## PROBLEM DESCRIPTION:
Type every record exactly as it appears.
─── LISTED RECORDS
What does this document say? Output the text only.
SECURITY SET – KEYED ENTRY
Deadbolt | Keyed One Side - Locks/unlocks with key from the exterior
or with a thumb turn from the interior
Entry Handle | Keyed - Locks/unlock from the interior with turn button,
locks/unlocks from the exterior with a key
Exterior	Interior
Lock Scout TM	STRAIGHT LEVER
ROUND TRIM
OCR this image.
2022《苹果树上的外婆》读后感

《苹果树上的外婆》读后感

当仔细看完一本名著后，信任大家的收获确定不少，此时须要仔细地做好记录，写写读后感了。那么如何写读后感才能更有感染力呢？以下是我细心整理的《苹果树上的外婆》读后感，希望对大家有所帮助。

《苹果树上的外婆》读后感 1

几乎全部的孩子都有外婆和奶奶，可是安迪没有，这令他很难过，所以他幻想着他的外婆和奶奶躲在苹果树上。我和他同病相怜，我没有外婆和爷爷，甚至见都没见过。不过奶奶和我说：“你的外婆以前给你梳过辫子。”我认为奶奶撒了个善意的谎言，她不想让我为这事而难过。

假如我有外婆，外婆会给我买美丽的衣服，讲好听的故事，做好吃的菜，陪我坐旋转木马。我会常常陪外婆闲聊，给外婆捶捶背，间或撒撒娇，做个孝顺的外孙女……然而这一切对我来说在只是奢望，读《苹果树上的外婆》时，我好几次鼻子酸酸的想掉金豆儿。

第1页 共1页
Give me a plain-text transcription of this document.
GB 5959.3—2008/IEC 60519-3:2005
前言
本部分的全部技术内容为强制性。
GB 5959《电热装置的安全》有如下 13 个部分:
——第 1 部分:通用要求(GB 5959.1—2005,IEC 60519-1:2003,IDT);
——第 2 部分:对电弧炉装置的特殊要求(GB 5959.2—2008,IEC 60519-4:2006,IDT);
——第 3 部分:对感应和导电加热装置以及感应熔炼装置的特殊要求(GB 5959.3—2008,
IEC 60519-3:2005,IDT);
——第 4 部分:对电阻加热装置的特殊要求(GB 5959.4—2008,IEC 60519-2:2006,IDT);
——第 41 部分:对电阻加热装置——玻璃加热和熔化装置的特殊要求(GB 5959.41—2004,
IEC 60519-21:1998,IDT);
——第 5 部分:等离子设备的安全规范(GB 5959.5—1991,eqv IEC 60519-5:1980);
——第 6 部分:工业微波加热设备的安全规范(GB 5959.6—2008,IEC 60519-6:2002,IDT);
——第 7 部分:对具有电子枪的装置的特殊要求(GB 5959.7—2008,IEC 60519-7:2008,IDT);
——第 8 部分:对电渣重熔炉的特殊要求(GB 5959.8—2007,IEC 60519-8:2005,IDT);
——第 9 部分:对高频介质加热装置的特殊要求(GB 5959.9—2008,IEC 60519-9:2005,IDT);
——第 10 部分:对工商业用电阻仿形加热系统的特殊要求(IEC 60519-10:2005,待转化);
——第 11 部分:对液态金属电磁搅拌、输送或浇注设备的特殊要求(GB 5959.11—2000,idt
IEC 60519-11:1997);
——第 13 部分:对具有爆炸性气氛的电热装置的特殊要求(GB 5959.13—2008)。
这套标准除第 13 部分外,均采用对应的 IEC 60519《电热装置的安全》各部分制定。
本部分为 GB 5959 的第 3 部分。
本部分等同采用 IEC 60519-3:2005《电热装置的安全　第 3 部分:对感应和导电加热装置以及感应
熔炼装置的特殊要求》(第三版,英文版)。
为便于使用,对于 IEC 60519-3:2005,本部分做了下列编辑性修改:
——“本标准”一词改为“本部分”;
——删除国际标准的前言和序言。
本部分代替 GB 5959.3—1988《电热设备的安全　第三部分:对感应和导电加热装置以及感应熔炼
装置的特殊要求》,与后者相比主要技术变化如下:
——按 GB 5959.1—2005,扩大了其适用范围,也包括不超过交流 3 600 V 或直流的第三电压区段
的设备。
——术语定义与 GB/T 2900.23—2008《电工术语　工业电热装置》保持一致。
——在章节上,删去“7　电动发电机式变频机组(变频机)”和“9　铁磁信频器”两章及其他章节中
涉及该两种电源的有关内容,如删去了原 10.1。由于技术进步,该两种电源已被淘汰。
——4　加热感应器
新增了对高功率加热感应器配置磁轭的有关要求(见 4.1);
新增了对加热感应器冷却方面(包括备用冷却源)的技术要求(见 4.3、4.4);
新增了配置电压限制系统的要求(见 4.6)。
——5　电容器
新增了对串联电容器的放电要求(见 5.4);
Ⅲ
──────
## EXPECTED ANSWER:
What does this document say? Output the text only.
SECURITY SET – KEYED ENTRY
Deadbolt | Keyed One Side - Locks/unlocks with key from the exterior
or with a thumb turn from the interior
Entry Handle | Keyed - Locks/unlock from the interior with turn button,
locks/unlocks from the exterior with a key
Exterior	Interior
Lock Scout TM	STRAIGHT LEVER
ROUND TRIM
OCR this image.
2022《苹果树上的外婆》读后感

《苹果树上的外婆》读后感

当仔细看完一本名著后，信任大家的收获确定不少，此时须要仔细地做好记录，写写读后感了。那么如何写读后感才能更有感染力呢？以下是我细心整理的《苹果树上的外婆》读后感，希望对大家有所帮助。

《苹果树上的外婆》读后感 1

几乎全部的孩子都有外婆和奶奶，可是安迪没有，这令他很难过，所以他幻想着他的外婆和奶奶躲在苹果树上。我和他同病相怜，我没有外婆和爷爷，甚至见都没见过。不过奶奶和我说：“你的外婆以前给你梳过辫子。”我认为奶奶撒了个善意的谎言，她不想让我为这事而难过。

假如我有外婆，外婆会给我买美丽的衣服，讲好听的故事，做好吃的菜，陪我坐旋转木马。我会常常陪外婆闲聊，给外婆捶捶背，间或撒撒娇，做个孝顺的外孙女……然而这一切对我来说在只是奢望，读《苹果树上的外婆》时，我好几次鼻子酸酸的想掉金豆儿。

第1页 共1页
Give me a plain-text transcription of this document.
GB 5959.3—2008/IEC 60519-3:2005
前言
本部分的全部技术内容为强制性。
GB 5959《电热装置的安全》有如下 13 个部分:
——第 1 部分:通用要求(GB 5959.1—2005,IEC 60519-1:2003,IDT);
——第 2 部分:对电弧炉装置的特殊要求(GB 5959.2—2008,IEC 60519-4:2006,IDT);
——第 3 部分:对感应和导电加热装置以及感应熔炼装置的特殊要求(GB 5959.3—2008,
IEC 60519-3:2005,IDT);
——第 4 部分:对电阻加热装置的特殊要求(GB 5959.4—2008,IEC 60519-2:2006,IDT);
——第 41 部分:对电阻加热装置——玻璃加热和熔化装置的特殊要求(GB 5959.41—2004,
IEC 60519-21:1998,IDT);
——第 5 部分:等离子设备的安全规范(GB 5959.5—1991,eqv IEC 60519-5:1980);
——第 6 部分:工业微波加热设备的安全规范(GB 5959.6—2008,IEC 60519-6:2002,IDT);
——第 7 部分:对具有电子枪的装置的特殊要求(GB 5959.7—2008,IEC 60519-7:2008,IDT);
——第 8 部分:对电渣重熔炉的特殊要求(GB 5959.8—2007,IEC 60519-8:2005,IDT);
——第 9 部分:对高频介质加热装置的特殊要求(GB 5959.9—2008,IEC 60519-9:2005,IDT);
——第 10 部分:对工商业用电阻仿形加热系统的特殊要求(IEC 60519-10:2005,待转化);
——第 11 部分:对液态金属电磁搅拌、输送或浇注设备的特殊要求(GB 5959.11—2000,idt
IEC 60519-11:1997);
——第 13 部分:对具有爆炸性气氛的电热装置的特殊要求(GB 5959.13—2008)。
这套标准除第 13 部分外,均采用对应的 IEC 60519《电热装置的安全》各部分制定。
本部分为 GB 5959 的第 3 部分。
本部分等同采用 IEC 60519-3:2005《电热装置的安全　第 3 部分:对感应和导电加热装置以及感应
熔炼装置的特殊要求》(第三版,英文版)。
为便于使用,对于 IEC 60519-3:2005,本部分做了下列编辑性修改:
——“本标准”一词改为“本部分”;
——删除国际标准的前言和序言。
本部分代替 GB 5959.3—1988《电热设备的安全　第三部分:对感应和导电加热装置以及感应熔炼
装置的特殊要求》,与后者相比主要技术变化如下:
——按 GB 5959.1—2005,扩大了其适用范围,也包括不超过交流 3 600 V 或直流的第三电压区段
的设备。
——术语定义与 GB/T 2900.23—2008《电工术语　工业电热装置》保持一致。
——在章节上,删去“7　电动发电机式变频机组(变频机)”和“9　铁磁信频器”两章及其他章节中
涉及该两种电源的有关内容,如删去了原 10.1。由于技术进步,该两种电源已被淘汰。
——4　加热感应器
新增了对高功率加热感应器配置磁轭的有关要求(见 4.1);
新增了对加热感应器冷却方面(包括备用冷却源)的技术要求(见 4.3、4.4);
新增了配置电压限制系统的要求(见 4.6)。
——5　电容器
新增了对串联电容器的放电要求(见 5.4);
Ⅲ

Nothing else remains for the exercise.